**Exercise details:** Find and return each line containing "Trustees".
** START **
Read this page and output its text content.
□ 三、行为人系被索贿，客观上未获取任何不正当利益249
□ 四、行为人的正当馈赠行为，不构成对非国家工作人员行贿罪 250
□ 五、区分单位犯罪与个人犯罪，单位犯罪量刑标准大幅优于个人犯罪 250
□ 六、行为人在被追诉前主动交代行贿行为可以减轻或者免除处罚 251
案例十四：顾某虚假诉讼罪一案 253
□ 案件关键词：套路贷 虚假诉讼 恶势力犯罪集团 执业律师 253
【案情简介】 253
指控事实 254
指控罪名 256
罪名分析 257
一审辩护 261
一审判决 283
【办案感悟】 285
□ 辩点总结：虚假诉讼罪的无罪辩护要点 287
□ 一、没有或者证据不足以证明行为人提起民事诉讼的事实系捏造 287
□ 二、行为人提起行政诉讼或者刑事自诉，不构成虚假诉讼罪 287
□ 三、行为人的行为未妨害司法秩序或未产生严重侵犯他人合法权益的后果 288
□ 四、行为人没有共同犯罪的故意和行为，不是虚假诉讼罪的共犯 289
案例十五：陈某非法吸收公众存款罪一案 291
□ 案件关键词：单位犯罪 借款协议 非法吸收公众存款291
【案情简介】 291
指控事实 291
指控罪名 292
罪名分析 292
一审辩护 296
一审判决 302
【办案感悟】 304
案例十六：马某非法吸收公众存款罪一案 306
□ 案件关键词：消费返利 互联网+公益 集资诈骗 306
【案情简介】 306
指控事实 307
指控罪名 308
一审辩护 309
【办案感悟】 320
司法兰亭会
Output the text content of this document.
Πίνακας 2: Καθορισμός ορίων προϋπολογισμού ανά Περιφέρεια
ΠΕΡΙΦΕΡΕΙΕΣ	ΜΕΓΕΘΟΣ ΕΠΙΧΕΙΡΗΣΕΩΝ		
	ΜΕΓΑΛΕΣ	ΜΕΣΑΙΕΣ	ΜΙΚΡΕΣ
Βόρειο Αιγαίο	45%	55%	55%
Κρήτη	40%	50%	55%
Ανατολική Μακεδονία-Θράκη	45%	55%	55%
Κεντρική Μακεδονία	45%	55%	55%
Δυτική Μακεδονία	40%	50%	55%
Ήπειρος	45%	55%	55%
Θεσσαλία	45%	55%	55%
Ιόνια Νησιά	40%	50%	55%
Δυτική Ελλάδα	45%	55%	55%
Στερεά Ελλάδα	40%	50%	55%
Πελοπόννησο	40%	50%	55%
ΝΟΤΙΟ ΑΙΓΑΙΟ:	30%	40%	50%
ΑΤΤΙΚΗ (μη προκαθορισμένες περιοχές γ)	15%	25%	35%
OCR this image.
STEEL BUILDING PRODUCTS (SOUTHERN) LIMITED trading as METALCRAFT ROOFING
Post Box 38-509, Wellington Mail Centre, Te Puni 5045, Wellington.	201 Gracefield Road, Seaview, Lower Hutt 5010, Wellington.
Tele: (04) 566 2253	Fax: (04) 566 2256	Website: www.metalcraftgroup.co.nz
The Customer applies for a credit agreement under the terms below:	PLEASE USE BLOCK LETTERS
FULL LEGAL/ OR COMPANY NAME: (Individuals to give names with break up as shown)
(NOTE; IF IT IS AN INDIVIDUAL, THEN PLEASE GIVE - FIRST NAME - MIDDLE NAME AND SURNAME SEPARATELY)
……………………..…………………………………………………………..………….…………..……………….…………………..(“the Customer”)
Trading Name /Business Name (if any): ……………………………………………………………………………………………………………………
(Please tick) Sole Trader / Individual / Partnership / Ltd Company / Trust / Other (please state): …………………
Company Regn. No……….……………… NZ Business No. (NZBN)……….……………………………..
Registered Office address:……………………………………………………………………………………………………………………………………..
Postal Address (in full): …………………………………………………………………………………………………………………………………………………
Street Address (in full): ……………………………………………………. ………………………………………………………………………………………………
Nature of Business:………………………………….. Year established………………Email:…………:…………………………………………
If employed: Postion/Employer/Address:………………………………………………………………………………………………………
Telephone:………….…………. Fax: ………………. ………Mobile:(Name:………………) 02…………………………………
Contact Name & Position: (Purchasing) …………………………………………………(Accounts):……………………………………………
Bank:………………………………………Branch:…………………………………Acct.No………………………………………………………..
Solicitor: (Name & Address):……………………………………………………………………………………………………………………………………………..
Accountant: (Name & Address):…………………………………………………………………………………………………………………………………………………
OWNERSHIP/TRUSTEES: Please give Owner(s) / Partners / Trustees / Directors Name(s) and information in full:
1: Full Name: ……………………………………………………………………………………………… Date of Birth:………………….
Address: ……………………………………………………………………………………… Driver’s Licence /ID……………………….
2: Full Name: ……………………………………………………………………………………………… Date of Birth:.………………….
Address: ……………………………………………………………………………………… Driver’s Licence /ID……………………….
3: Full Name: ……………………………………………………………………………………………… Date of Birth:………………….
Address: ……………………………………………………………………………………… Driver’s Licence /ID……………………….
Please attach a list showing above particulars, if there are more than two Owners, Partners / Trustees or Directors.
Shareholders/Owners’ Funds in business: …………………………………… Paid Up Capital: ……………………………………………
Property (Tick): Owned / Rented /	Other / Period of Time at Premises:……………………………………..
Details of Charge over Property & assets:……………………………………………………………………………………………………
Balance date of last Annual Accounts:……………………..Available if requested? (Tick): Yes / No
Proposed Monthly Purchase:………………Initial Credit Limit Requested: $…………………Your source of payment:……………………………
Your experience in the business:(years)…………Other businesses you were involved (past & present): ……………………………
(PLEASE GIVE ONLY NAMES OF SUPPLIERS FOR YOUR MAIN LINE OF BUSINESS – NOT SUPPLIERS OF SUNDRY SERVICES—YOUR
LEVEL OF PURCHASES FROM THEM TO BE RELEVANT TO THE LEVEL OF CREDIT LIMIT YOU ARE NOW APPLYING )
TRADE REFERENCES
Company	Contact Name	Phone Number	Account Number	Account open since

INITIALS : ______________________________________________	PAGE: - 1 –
** END **
**Answer for the task:**
OWNERSHIP/TRUSTEES: Please give Owner(s) / Partners / Trustees / Directors Name(s) and information in full:
Please attach a list showing above particulars, if there are more than two Owners, Partners / Trustees or Directors.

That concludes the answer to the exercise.